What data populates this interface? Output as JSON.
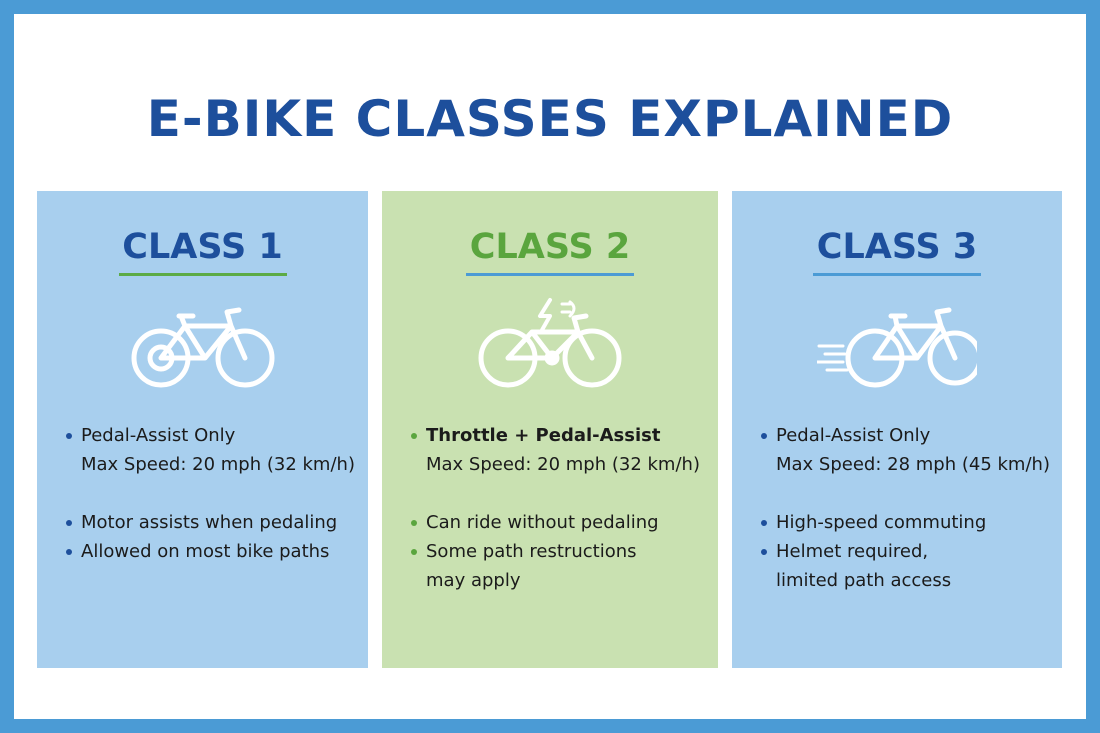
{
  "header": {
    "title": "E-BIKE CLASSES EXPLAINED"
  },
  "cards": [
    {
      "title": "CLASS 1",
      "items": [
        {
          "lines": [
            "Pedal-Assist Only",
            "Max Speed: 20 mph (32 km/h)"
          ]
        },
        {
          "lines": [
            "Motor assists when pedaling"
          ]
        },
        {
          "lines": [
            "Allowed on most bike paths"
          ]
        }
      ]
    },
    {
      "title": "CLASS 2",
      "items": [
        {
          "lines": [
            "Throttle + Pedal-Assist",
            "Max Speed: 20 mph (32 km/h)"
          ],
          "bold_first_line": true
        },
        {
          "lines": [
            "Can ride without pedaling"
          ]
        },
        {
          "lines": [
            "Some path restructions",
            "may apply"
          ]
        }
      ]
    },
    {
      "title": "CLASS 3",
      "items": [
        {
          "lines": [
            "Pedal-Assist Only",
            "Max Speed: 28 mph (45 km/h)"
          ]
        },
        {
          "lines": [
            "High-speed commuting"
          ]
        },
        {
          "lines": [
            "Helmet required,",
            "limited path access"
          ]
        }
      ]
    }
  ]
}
^^^^^^^^
*EXERCISE GOAL*
Give every line above again exactly, with no pictures.

*RESULT BELOW*
What data populates this interface? Output as JSON.
{
  "header": {
    "title": "E-BIKE CLASSES EXPLAINED"
  },
  "cards": [
    {
      "title": "CLASS 1",
      "items": [
        {
          "lines": [
            "Pedal-Assist Only",
            "Max Speed: 20 mph (32 km/h)"
          ]
        },
        {
          "lines": [
            "Motor assists when pedaling"
          ]
        },
        {
          "lines": [
            "Allowed on most bike paths"
          ]
        }
      ]
    },
    {
      "title": "CLASS 2",
      "items": [
        {
          "lines": [
            "Throttle + Pedal-Assist",
            "Max Speed: 20 mph (32 km/h)"
          ],
          "bold_first_line": true
        },
        {
          "lines": [
            "Can ride without pedaling"
          ]
        },
        {
          "lines": [
            "Some path restructions",
            "may apply"
          ]
        }
      ]
    },
    {
      "title": "CLASS 3",
      "items": [
        {
          "lines": [
            "Pedal-Assist Only",
            "Max Speed: 28 mph (45 km/h)"
          ]
        },
        {
          "lines": [
            "High-speed commuting"
          ]
        },
        {
          "lines": [
            "Helmet required,",
            "limited path access"
          ]
        }
      ]
    }
  ]
}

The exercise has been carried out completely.